#### Text provided:
=======

We can use the deepcopy function from the copy library to duplicate the datasets and keep the original ones unaltered.
def apply_feature_extractor(examples):
examples['pixel_values'] = [torch.tensor(feature_extractor(image.convert('RGB'))['pixel_values'][0]) for image in examples['image']]
return examples
import copy
data_preprocessed = copy.deepcopy(raw_data)
data_preprocessed.set_transform(apply_feature_extractor)
data_preprocessed
To see the function at work we simply need to access a sample.
data_preprocessed['train'][0]
It seems to work properly. Everytime one or more samples are accessed, the pre-processing function is invoked to generate the pixel_values which are then added to the features.
Just to be 100% sure the pre-processing transformation is working in the right way, let's visualize a couple of images.
nrows = 2
ncols = 5
plt.figure(figsize=(ncols*2, nrows*2), dpi=100)
preprocessed_samples = data_preprocessed['train'].shuffle(seed=2077).select(range(nrows * ncols))
for i in range(nrows*ncols):
preprocessed_sample = preprocessed_samples[i]
plt.subplot(nrows, ncols, i+1)
plt.imshow(transforms.ToPILImage()(torch.tensor(preprocessed_sample['pixel_values'])).resize((128, 128)))
plt.title(labels.int2str(preprocessed_sample['label']), fontsize=10)
plt.axis('off')
plt.show()
It's looking good!
Before moving to the training phase, there is one last step we have to do: rename the label feature as labels because by default the model will look for this specific column to compute the loss.
data_cleaned = data_preprocessed.rename_column('label', 'labels')
data_cleaned
We can get access to a pre-trained ViT model using the ViTForImageClassification class and use its from_pretrained method to load a pre-existing checkpoint.
In addition to the checkpoint, we also need to set num_labels to correctly represent the number of classes in our dataset.
In this way, during initialization the ViTForImageClassification class will replace the default head with a new one intended for our down-stream dataset.
For the sake of completeness, in this specific example we also define the id2label and label2id parameters to map IDs to labels and vice versa, but they are totally optional and they are not as relevant as num_labels.

=======

(Stored items from a collection)
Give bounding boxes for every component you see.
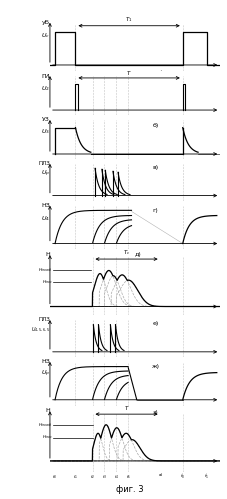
Text: НЗ: НЗ xyxy=(41,359,50,364)
Text: $U_p$: $U_p$ xyxy=(41,369,50,380)
Text: $t_0$: $t_0$ xyxy=(52,70,58,78)
Text: з): з) xyxy=(153,410,158,415)
Text: $t_5$: $t_5$ xyxy=(126,316,131,324)
Text: $H_{пос}$: $H_{пос}$ xyxy=(42,278,52,286)
Text: $t_1'$: $t_1'$ xyxy=(204,70,209,78)
Text: $U_p$: $U_p$ xyxy=(41,169,50,179)
Text: е): е) xyxy=(152,321,159,326)
Text: $T$: $T$ xyxy=(126,69,132,77)
Text: $t_3$: $t_3$ xyxy=(102,70,107,78)
Text: $t_2$: $t_2$ xyxy=(90,70,95,78)
Text: ПЛЗ: ПЛЗ xyxy=(38,161,50,166)
Text: $H_{пособ}$: $H_{пособ}$ xyxy=(38,421,52,429)
Text: а): а) xyxy=(158,316,163,320)
Text: г): г) xyxy=(153,208,158,213)
Text: $U_4$: $U_4$ xyxy=(41,214,50,223)
Text: $T$: $T$ xyxy=(124,405,129,413)
Text: НЗ: НЗ xyxy=(41,203,50,208)
Text: $T_1$: $T_1$ xyxy=(125,15,133,24)
Text: $U_3$: $U_3$ xyxy=(41,128,50,136)
Text: $t_0$: $t_0$ xyxy=(52,473,58,481)
Text: ГИ: ГИ xyxy=(41,73,50,78)
Text: $t_0$: $t_0$ xyxy=(52,316,58,324)
Text: $t_0'$: $t_0'$ xyxy=(180,316,185,324)
Text: $H_{пос}$: $H_{пос}$ xyxy=(42,434,52,441)
Text: УЗ: УЗ xyxy=(42,117,50,122)
Text: $t_4$: $t_4$ xyxy=(114,316,119,324)
Text: б): б) xyxy=(152,123,159,128)
Text: $t_1$: $t_1$ xyxy=(73,473,78,481)
Text: а): а) xyxy=(158,70,163,74)
Text: $t_0'$: $t_0'$ xyxy=(180,473,185,482)
Text: Н: Н xyxy=(45,408,50,413)
Text: $t_4$: $t_4$ xyxy=(114,473,119,481)
Text: уБ: уБ xyxy=(42,20,50,25)
Text: фиг. 3: фиг. 3 xyxy=(116,485,143,494)
Text: $t_5$: $t_5$ xyxy=(126,473,131,481)
Text: $t_4$: $t_4$ xyxy=(114,70,119,78)
Text: $U_2$: $U_2$ xyxy=(41,84,50,92)
Text: $U_c$: $U_c$ xyxy=(41,31,50,40)
Text: Н: Н xyxy=(45,251,50,256)
Text: $t_2$: $t_2$ xyxy=(90,316,95,324)
Text: $t_5$: $t_5$ xyxy=(126,70,131,78)
Text: $t_1'$: $t_1'$ xyxy=(204,316,209,324)
Text: $t_2$: $t_2$ xyxy=(90,473,95,481)
Text: $t_1'$: $t_1'$ xyxy=(204,473,209,482)
Text: ПЛЗ: ПЛЗ xyxy=(38,317,50,322)
Text: $t_1$: $t_1$ xyxy=(73,316,78,324)
Text: в): в) xyxy=(153,165,158,170)
Text: ж): ж) xyxy=(151,364,160,369)
Text: $U_{4,5,6,5}$: $U_{4,5,6,5}$ xyxy=(31,326,50,334)
Text: а): а) xyxy=(158,473,163,477)
Text: $H_{пособ}$: $H_{пособ}$ xyxy=(38,266,52,274)
Text: д): д) xyxy=(135,252,142,257)
Text: $t_1$: $t_1$ xyxy=(73,70,78,78)
Text: $t_3$: $t_3$ xyxy=(102,316,107,324)
Text: $t_0'$: $t_0'$ xyxy=(180,70,185,78)
Text: $t_3$: $t_3$ xyxy=(102,473,107,481)
Text: $T_c$: $T_c$ xyxy=(123,249,130,257)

=======

#### Set tasks:
(a) In the ViT tutorial, why is the label feature renamed to labels before training?
(b) Do these statements agree with the ViT tutorial? For each, answer yes or no and quote the deciding words. (i) The deepcopy function comes from the copy library. (ii) The id2label and label2id parameters must be defined for the model to work. (iii) The pre-processing function runs only once, at the moment set_transform is called.
(c) From the ViT tutorial, extract the stretch from "It's looking good!" through "compute the loss.".
These items come from a separate source.

#### Solved problems:
(a) By default the model looks for this specific column to compute the loss.

(b)
(i) Yes: "We can use the deepcopy function from the copy library"
(ii) No: "they are totally optional and they are not as relevant as num_labels"
(iii) No: "Everytime one or more samples are accessed, the pre-processing function is invoked"

(c)
It's looking good!
Before moving to the training phase, there is one last step we have to do: rename the label feature as labels because by default the model will look for this specific column to compute the loss.